*** Opening of Available data ***

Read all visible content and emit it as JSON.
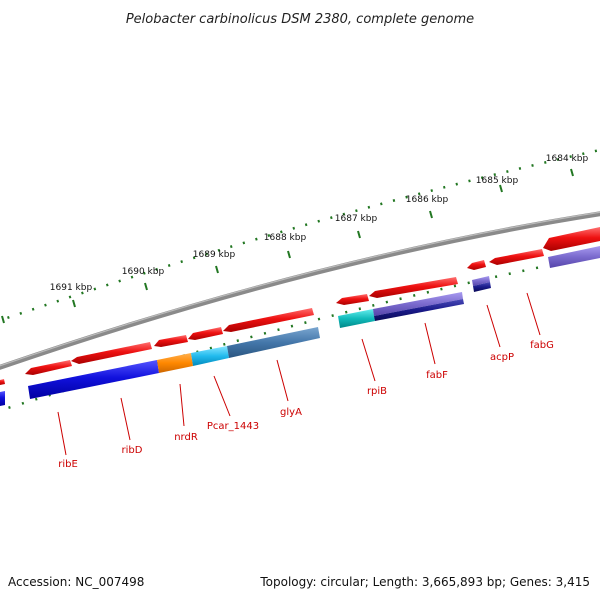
{
  "title": "Pelobacter carbinolicus DSM 2380, complete genome",
  "footer": {
    "accession": "Accession: NC_007498",
    "topology": "Topology: circular; Length: 3,665,893 bp; Genes: 3,415"
  },
  "ticks": [
    {
      "label": "1684 kbp"
    },
    {
      "label": "1685 kbp"
    },
    {
      "label": "1686 kbp"
    },
    {
      "label": "1687 kbp"
    },
    {
      "label": "1688 kbp"
    },
    {
      "label": "1689 kbp"
    },
    {
      "label": "1690 kbp"
    },
    {
      "label": "1691 kbp"
    }
  ],
  "genes": [
    {
      "name": "ribE"
    },
    {
      "name": "ribD"
    },
    {
      "name": "nrdR"
    },
    {
      "name": "Pcar_1443"
    },
    {
      "name": "glyA"
    },
    {
      "name": "rpiB"
    },
    {
      "name": "fabF"
    },
    {
      "name": "acpP"
    },
    {
      "name": "fabG"
    }
  ],
  "colors": {
    "backbone": "#808080",
    "cds": "#ee1111",
    "blue": "#1111dd",
    "orange": "#ff8800",
    "cyan": "#22bbee",
    "steel": "#4477aa",
    "teal": "#11bbbb",
    "navy": "#1a1a8a",
    "lavender": "#7a6acd",
    "tick": "#227722"
  }
}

*** Close of Available data ***

* _Aim of the task_
Show me all lines in the records that contain "label".

* _Solved problem_
      "label": "1684 kbp"
      "label": "1685 kbp"
      "label": "1686 kbp"
      "label": "1687 kbp"
      "label": "1688 kbp"
      "label": "1689 kbp"
      "label": "1690 kbp"
      "label": "1691 kbp"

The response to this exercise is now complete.